The task
Scan the listing below. Report each line that includes "page".

A block of data:
"""

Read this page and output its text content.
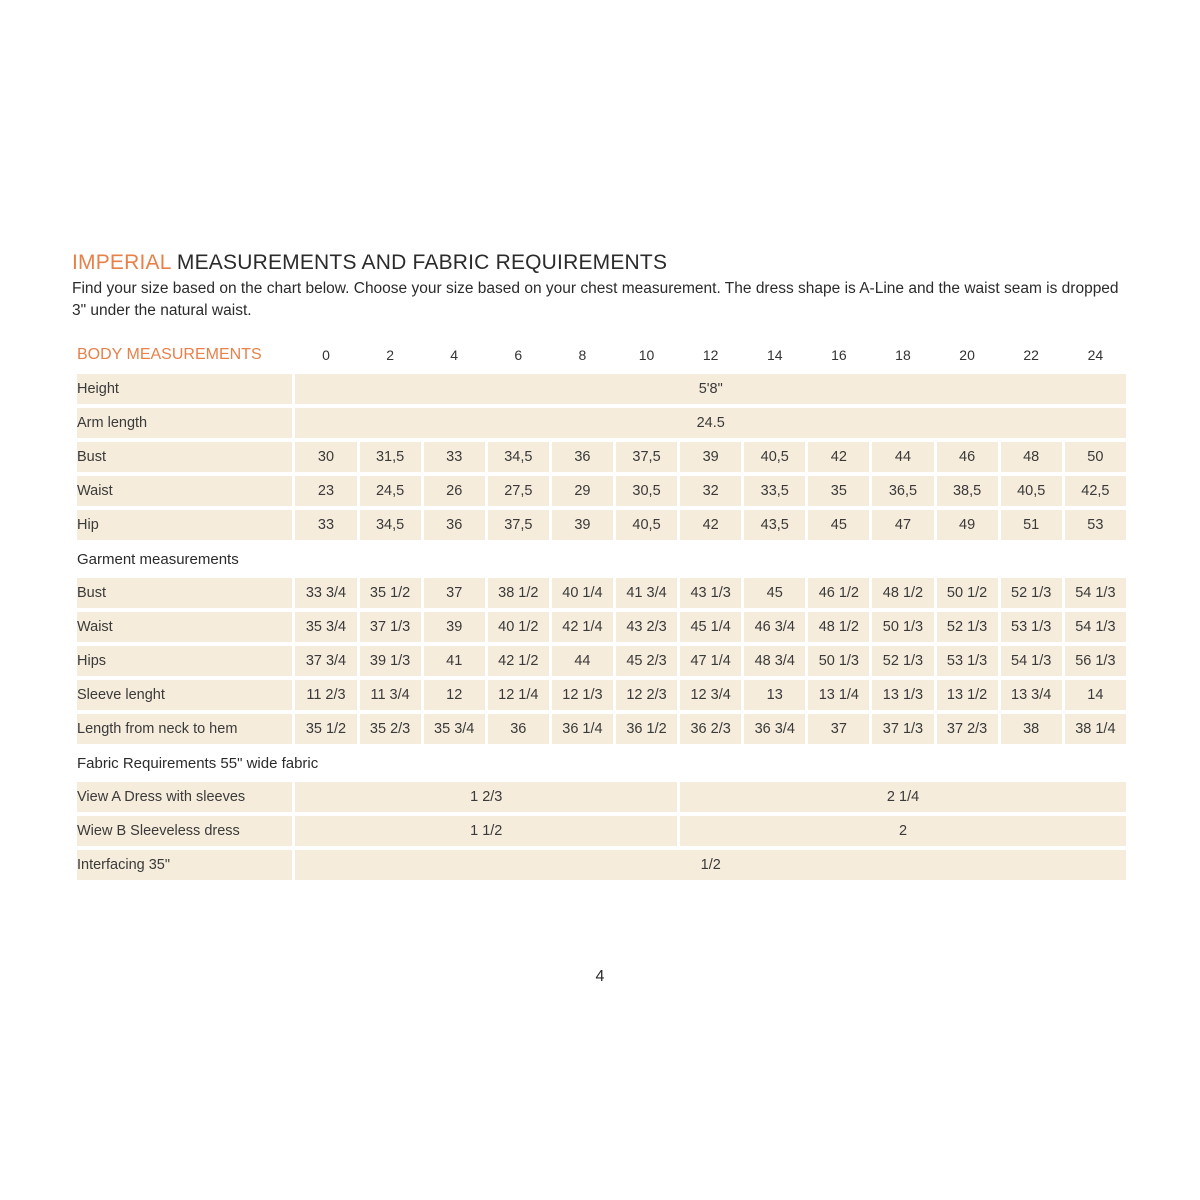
IMPERIAL MEASUREMENTS AND FABRIC REQUIREMENTS

Find your size based on the chart below. Choose your size based on your chest measurement. The dress shape is A-Line and the waist seam is dropped 3" under the natural waist.

BODY MEASUREMENTS	0	2	4	6	8	10	12	14	16	18	20	22	24
Height	5'8"												
Arm length	24.5												
Bust	30	31,5	33	34,5	36	37,5	39	40,5	42	44	46	48	50
Waist	23	24,5	26	27,5	29	30,5	32	33,5	35	36,5	38,5	40,5	42,5
Hip	33	34,5	36	37,5	39	40,5	42	43,5	45	47	49	51	53
Garment measurements													
Bust	33 3/4	35 1/2	37	38 1/2	40 1/4	41 3/4	43 1/3	45	46 1/2	48 1/2	50 1/2	52 1/3	54 1/3
Waist	35 3/4	37 1/3	39	40 1/2	42 1/4	43 2/3	45 1/4	46 3/4	48 1/2	50 1/3	52 1/3	53 1/3	54 1/3
Hips	37 3/4	39 1/3	41	42 1/2	44	45 2/3	47 1/4	48 3/4	50 1/3	52 1/3	53 1/3	54 1/3	56 1/3
Sleeve lenght	11 2/3	11 3/4	12	12 1/4	12 1/3	12 2/3	12 3/4	13	13 1/4	13 1/3	13 1/2	13 3/4	14
Length from neck to hem	35 1/2	35 2/3	35 3/4	36	36 1/4	36 1/2	36 2/3	36 3/4	37	37 1/3	37 2/3	38	38 1/4
Fabric Requirements 55" wide fabric													
View A Dress with sleeves	1 2/3						2 1/4						
Wiew B Sleeveless dress	1 1/2						2						
Interfacing 35"	1/2												
4
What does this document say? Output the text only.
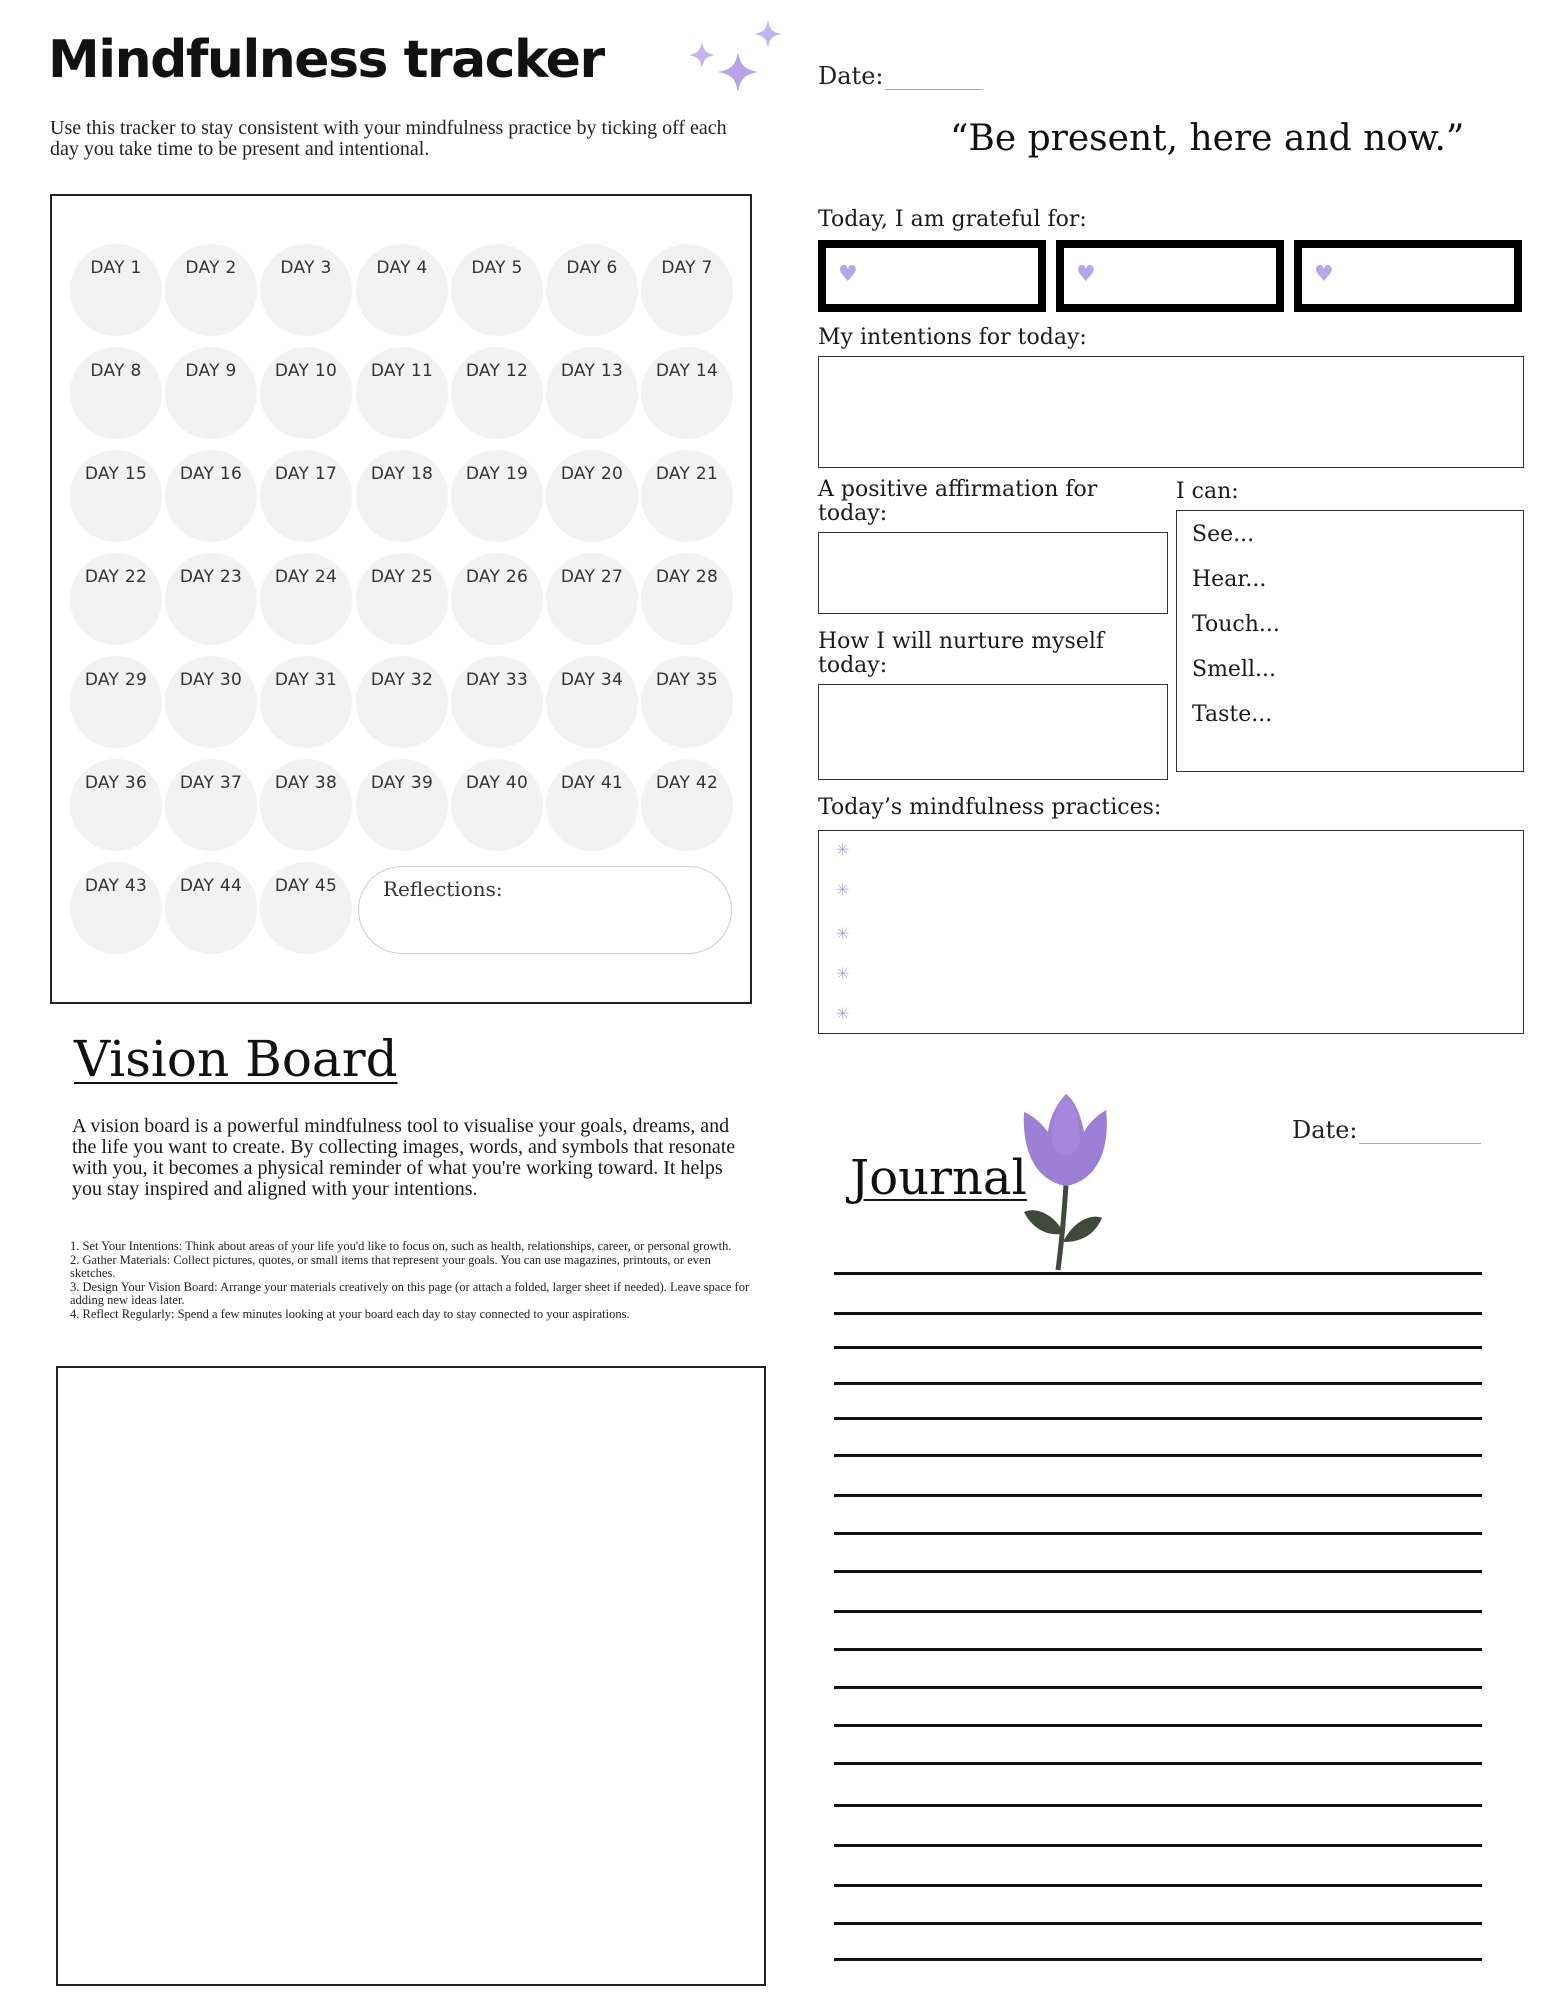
Mindfulness tracker
Use this tracker to stay consistent with your mindfulness practice by ticking off each day you take time to be present and intentional.
DAY 1	DAY 2	DAY 3	DAY 4	DAY 5	DAY 6	DAY 7
DAY 8	DAY 9	DAY 10	DAY 11	DAY 12	DAY 13	DAY 14
DAY 15	DAY 16	DAY 17	DAY 18	DAY 19	DAY 20	DAY 21
DAY 22	DAY 23	DAY 24	DAY 25	DAY 26	DAY 27	DAY 28
DAY 29	DAY 30	DAY 31	DAY 32	DAY 33	DAY 34	DAY 35
DAY 36	DAY 37	DAY 38	DAY 39	DAY 40	DAY 41	DAY 42
DAY 43	DAY 44	DAY 45	Reflections:
Vision Board
A vision board is a powerful mindfulness tool to visualise your goals, dreams, and the life you want to create. By collecting images, words, and symbols that resonate with you, it becomes a physical reminder of what you're working toward. It helps you stay inspired and aligned with your intentions.

1. Set Your Intentions: Think about areas of your life you'd like to focus on, such as health, relationships, career, or personal growth.

2. Gather Materials: Collect pictures, quotes, or small items that represent your goals. You can use magazines, printouts, or even sketches.

3. Design Your Vision Board: Arrange your materials creatively on this page (or attach a folded, larger sheet if needed). Leave space for adding new ideas later.

4. Reflect Regularly: Spend a few minutes looking at your board each day to stay connected to your aspirations.

Date:
“Be present, here and now.”
Today, I am grateful for:
♥	♥	♥
My intentions for today:
A positive affirmation for today:
How I will nurture myself today:
I can:
See...
Hear...
Touch...
Smell...
Taste...
Today’s mindfulness practices:
✳
✳
✳
✳
✳
Journal
Date:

"""

Worked answer
Read this page and output its text content.
3. Design Your Vision Board: Arrange your materials creatively on this page (or attach a folded, larger sheet if needed). Leave space for adding new ideas later.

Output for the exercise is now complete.